---------- MATERIAL PROVIDED
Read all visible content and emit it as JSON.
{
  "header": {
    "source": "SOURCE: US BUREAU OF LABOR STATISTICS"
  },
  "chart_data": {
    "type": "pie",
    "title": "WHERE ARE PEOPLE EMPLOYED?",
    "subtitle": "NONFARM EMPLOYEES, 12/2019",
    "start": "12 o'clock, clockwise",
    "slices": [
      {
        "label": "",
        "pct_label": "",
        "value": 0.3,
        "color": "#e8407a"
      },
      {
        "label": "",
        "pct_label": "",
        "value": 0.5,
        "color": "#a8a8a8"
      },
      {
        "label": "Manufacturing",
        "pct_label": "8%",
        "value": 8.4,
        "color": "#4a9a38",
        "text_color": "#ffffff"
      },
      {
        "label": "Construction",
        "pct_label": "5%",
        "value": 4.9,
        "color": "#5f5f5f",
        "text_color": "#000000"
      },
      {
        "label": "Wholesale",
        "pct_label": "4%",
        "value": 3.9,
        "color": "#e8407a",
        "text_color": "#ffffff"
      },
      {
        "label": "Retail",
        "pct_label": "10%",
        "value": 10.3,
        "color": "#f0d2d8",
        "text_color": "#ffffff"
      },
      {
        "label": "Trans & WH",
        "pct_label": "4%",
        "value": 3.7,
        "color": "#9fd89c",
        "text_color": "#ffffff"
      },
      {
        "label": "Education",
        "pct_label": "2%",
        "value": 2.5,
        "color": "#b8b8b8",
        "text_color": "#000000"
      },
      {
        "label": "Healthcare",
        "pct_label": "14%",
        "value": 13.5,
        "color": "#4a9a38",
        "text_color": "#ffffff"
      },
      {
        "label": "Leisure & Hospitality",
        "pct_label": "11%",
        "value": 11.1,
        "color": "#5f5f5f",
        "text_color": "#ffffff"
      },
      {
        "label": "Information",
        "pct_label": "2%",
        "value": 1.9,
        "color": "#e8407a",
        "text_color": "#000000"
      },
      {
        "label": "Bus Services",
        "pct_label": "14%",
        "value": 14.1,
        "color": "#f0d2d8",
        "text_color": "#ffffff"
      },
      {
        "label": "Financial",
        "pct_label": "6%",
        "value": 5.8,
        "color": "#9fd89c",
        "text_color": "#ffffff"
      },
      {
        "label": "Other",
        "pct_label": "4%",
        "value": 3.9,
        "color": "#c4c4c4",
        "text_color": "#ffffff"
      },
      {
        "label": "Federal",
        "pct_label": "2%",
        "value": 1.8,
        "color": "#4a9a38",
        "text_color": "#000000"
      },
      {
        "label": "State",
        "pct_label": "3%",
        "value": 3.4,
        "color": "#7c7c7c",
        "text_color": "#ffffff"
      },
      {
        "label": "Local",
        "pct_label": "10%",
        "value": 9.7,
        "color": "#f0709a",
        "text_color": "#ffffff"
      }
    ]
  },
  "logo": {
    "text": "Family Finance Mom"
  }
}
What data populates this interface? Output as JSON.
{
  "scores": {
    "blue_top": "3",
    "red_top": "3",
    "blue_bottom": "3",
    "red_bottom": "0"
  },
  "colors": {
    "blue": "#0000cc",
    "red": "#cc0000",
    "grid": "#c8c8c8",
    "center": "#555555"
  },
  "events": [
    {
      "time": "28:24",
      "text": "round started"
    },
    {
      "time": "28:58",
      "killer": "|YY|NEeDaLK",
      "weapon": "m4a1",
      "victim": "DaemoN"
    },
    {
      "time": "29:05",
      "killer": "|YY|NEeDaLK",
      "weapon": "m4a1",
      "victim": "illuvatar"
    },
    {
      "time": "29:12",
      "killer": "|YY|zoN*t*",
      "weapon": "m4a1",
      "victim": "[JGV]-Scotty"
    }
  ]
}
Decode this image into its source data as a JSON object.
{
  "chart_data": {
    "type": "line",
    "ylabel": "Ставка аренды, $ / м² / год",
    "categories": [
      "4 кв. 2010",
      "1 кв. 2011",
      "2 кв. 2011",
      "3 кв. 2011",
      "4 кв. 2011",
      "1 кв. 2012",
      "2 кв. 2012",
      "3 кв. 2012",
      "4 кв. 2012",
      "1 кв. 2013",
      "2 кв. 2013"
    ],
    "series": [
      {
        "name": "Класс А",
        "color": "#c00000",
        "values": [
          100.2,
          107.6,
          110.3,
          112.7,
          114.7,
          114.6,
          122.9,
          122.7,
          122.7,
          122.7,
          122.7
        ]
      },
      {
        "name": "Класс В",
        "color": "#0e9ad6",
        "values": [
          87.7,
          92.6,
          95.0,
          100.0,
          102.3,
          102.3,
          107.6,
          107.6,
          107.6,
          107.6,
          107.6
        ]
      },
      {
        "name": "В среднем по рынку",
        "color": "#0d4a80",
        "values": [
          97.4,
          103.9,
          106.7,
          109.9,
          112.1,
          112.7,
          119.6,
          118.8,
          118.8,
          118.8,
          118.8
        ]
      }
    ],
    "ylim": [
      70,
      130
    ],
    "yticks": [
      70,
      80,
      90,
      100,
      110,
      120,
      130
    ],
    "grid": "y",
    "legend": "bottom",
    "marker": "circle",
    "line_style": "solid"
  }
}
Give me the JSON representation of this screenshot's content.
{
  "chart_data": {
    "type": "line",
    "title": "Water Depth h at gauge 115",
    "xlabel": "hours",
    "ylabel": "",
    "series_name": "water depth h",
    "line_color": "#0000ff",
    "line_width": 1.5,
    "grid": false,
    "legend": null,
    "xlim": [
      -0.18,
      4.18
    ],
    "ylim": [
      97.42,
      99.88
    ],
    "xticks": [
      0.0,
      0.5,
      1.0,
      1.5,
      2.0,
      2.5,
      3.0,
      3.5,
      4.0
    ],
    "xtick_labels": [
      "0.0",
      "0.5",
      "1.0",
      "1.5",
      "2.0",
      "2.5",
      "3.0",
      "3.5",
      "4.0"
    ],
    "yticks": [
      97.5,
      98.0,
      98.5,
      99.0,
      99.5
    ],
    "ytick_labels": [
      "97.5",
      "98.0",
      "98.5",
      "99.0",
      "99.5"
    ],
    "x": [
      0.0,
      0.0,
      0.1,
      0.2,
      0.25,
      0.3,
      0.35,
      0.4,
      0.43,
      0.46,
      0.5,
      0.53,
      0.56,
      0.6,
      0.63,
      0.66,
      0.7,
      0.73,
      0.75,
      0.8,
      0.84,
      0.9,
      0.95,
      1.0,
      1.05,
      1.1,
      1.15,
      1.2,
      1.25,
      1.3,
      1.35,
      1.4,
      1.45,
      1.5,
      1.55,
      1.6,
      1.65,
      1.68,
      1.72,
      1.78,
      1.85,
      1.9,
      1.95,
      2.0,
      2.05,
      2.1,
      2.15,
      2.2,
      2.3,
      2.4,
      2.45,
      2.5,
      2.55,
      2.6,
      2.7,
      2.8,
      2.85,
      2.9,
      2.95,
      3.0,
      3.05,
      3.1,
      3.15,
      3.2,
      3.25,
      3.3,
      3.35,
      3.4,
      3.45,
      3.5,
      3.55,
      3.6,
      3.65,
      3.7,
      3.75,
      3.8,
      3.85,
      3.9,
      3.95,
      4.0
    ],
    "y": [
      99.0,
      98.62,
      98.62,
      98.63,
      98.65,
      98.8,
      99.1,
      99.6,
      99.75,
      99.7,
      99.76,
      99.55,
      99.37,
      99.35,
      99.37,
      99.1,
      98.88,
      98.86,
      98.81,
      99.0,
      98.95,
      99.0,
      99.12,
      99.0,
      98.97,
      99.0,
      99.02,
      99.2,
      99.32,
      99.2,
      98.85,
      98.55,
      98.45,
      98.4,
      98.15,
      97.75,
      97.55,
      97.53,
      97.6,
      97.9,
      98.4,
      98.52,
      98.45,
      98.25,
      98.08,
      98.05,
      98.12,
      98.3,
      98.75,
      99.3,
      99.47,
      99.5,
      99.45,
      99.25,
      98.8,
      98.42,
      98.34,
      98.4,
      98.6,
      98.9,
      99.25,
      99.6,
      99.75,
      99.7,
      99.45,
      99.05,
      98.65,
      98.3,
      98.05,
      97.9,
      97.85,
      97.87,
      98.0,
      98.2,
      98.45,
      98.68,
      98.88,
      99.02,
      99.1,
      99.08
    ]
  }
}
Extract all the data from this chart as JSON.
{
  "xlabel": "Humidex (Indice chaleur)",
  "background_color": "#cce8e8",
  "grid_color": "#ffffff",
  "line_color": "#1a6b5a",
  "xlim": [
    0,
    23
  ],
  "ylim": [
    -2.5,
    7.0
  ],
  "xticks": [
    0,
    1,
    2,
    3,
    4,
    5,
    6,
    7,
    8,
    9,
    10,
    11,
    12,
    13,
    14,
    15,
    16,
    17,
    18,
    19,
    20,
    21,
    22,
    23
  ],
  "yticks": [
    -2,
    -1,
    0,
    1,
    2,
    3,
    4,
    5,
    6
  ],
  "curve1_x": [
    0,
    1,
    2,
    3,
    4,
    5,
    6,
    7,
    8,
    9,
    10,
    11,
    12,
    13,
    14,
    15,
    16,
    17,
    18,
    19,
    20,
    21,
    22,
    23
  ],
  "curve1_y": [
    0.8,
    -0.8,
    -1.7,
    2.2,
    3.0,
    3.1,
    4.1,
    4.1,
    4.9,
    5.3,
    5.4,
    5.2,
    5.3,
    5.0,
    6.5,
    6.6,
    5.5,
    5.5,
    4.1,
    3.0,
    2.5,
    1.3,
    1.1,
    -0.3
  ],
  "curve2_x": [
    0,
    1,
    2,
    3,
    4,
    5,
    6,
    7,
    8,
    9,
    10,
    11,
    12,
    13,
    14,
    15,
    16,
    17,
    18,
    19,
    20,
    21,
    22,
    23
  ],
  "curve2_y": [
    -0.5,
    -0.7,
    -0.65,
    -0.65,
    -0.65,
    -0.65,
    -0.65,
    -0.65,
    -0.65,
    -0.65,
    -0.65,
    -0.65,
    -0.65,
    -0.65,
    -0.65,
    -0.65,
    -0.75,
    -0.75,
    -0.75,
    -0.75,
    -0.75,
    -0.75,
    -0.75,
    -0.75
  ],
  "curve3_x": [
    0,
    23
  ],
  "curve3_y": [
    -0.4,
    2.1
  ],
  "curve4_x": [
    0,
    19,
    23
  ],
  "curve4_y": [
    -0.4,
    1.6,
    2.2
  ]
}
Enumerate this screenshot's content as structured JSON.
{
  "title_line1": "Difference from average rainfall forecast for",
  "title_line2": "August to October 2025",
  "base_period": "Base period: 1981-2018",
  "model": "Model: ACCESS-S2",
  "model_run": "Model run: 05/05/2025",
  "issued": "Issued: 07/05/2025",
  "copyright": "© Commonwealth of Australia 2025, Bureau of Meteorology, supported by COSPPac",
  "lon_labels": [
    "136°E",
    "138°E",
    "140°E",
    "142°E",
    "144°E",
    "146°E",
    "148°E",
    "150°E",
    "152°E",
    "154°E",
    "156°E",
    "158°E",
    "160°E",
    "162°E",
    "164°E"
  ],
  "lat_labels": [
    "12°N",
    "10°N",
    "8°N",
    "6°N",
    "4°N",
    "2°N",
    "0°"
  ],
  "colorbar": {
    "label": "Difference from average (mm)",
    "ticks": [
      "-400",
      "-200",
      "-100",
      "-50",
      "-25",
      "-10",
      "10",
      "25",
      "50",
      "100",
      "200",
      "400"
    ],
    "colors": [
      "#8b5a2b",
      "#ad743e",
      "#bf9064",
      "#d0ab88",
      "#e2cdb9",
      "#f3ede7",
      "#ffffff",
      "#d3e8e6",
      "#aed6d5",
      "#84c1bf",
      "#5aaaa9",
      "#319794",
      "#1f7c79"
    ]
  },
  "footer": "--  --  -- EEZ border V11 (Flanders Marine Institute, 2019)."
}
--------------------
» STATED EXERCISE: Return, unchanged, each line from the line containing "Enumerate this screenshot's" through the last line of the material.

» SOLVED EXERCISE:
Enumerate this screenshot's content as structured JSON.
{
  "title_line1": "Difference from average rainfall forecast for",
  "title_line2": "August to October 2025",
  "base_period": "Base period: 1981-2018",
  "model": "Model: ACCESS-S2",
  "model_run": "Model run: 05/05/2025",
  "issued": "Issued: 07/05/2025",
  "copyright": "© Commonwealth of Australia 2025, Bureau of Meteorology, supported by COSPPac",
  "lon_labels": [
    "136°E",
    "138°E",
    "140°E",
    "142°E",
    "144°E",
    "146°E",
    "148°E",
    "150°E",
    "152°E",
    "154°E",
    "156°E",
    "158°E",
    "160°E",
    "162°E",
    "164°E"
  ],
  "lat_labels": [
    "12°N",
    "10°N",
    "8°N",
    "6°N",
    "4°N",
    "2°N",
    "0°"
  ],
  "colorbar": {
    "label": "Difference from average (mm)",
    "ticks": [
      "-400",
      "-200",
      "-100",
      "-50",
      "-25",
      "-10",
      "10",
      "25",
      "50",
      "100",
      "200",
      "400"
    ],
    "colors": [
      "#8b5a2b",
      "#ad743e",
      "#bf9064",
      "#d0ab88",
      "#e2cdb9",
      "#f3ede7",
      "#ffffff",
      "#d3e8e6",
      "#aed6d5",
      "#84c1bf",
      "#5aaaa9",
      "#319794",
      "#1f7c79"
    ]
  },
  "footer": "--  --  -- EEZ border V11 (Flanders Marine Institute, 2019)."
}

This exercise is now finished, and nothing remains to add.